** begin Recorded information **

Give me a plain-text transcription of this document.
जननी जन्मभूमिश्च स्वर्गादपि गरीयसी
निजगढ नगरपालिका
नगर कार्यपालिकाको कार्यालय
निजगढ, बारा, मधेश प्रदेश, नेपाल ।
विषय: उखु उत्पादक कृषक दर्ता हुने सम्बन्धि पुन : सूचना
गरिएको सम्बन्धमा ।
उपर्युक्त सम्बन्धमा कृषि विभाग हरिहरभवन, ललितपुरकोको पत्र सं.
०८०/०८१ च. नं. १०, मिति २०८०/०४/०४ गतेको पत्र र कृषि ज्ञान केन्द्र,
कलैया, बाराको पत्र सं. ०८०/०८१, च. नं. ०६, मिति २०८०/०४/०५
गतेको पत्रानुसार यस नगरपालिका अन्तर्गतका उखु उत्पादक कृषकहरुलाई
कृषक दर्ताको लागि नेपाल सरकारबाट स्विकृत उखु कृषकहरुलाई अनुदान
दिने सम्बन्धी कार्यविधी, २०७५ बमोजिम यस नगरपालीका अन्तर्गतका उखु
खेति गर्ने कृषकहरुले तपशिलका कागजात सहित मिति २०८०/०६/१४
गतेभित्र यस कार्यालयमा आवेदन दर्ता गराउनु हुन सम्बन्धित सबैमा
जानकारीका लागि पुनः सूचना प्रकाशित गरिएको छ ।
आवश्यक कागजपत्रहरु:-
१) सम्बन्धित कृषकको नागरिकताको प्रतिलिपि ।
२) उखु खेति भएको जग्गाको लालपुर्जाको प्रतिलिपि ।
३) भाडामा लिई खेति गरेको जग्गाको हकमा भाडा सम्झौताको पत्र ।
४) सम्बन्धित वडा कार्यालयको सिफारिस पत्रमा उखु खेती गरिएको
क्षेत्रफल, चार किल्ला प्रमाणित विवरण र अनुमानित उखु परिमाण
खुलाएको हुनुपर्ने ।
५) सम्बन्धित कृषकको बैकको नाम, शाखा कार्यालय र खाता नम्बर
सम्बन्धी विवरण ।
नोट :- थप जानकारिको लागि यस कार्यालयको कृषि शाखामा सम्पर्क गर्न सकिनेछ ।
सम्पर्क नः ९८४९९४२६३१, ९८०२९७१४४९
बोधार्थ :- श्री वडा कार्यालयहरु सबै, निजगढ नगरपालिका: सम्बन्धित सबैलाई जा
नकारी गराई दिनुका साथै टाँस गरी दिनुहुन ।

** end Recorded information **

* Task goal *
Repeat every record, exactly as written.

* In response *
Give me a plain-text transcription of this document.
जननी जन्मभूमिश्च स्वर्गादपि गरीयसी
निजगढ नगरपालिका
नगर कार्यपालिकाको कार्यालय
निजगढ, बारा, मधेश प्रदेश, नेपाल ।
विषय: उखु उत्पादक कृषक दर्ता हुने सम्बन्धि पुन : सूचना
गरिएको सम्बन्धमा ।
उपर्युक्त सम्बन्धमा कृषि विभाग हरिहरभवन, ललितपुरकोको पत्र सं.
०८०/०८१ च. नं. १०, मिति २०८०/०४/०४ गतेको पत्र र कृषि ज्ञान केन्द्र,
कलैया, बाराको पत्र सं. ०८०/०८१, च. नं. ०६, मिति २०८०/०४/०५
गतेको पत्रानुसार यस नगरपालिका अन्तर्गतका उखु उत्पादक कृषकहरुलाई
कृषक दर्ताको लागि नेपाल सरकारबाट स्विकृत उखु कृषकहरुलाई अनुदान
दिने सम्बन्धी कार्यविधी, २०७५ बमोजिम यस नगरपालीका अन्तर्गतका उखु
खेति गर्ने कृषकहरुले तपशिलका कागजात सहित मिति २०८०/०६/१४
गतेभित्र यस कार्यालयमा आवेदन दर्ता गराउनु हुन सम्बन्धित सबैमा
जानकारीका लागि पुनः सूचना प्रकाशित गरिएको छ ।
आवश्यक कागजपत्रहरु:-
१) सम्बन्धित कृषकको नागरिकताको प्रतिलिपि ।
२) उखु खेति भएको जग्गाको लालपुर्जाको प्रतिलिपि ।
३) भाडामा लिई खेति गरेको जग्गाको हकमा भाडा सम्झौताको पत्र ।
४) सम्बन्धित वडा कार्यालयको सिफारिस पत्रमा उखु खेती गरिएको
क्षेत्रफल, चार किल्ला प्रमाणित विवरण र अनुमानित उखु परिमाण
खुलाएको हुनुपर्ने ।
५) सम्बन्धित कृषकको बैकको नाम, शाखा कार्यालय र खाता नम्बर
सम्बन्धी विवरण ।
नोट :- थप जानकारिको लागि यस कार्यालयको कृषि शाखामा सम्पर्क गर्न सकिनेछ ।
सम्पर्क नः ९८४९९४२६३१, ९८०२९७१४४९
बोधार्थ :- श्री वडा कार्यालयहरु सबै, निजगढ नगरपालिका: सम्बन्धित सबैलाई जा
नकारी गराई दिनुका साथै टाँस गरी दिनुहुन ।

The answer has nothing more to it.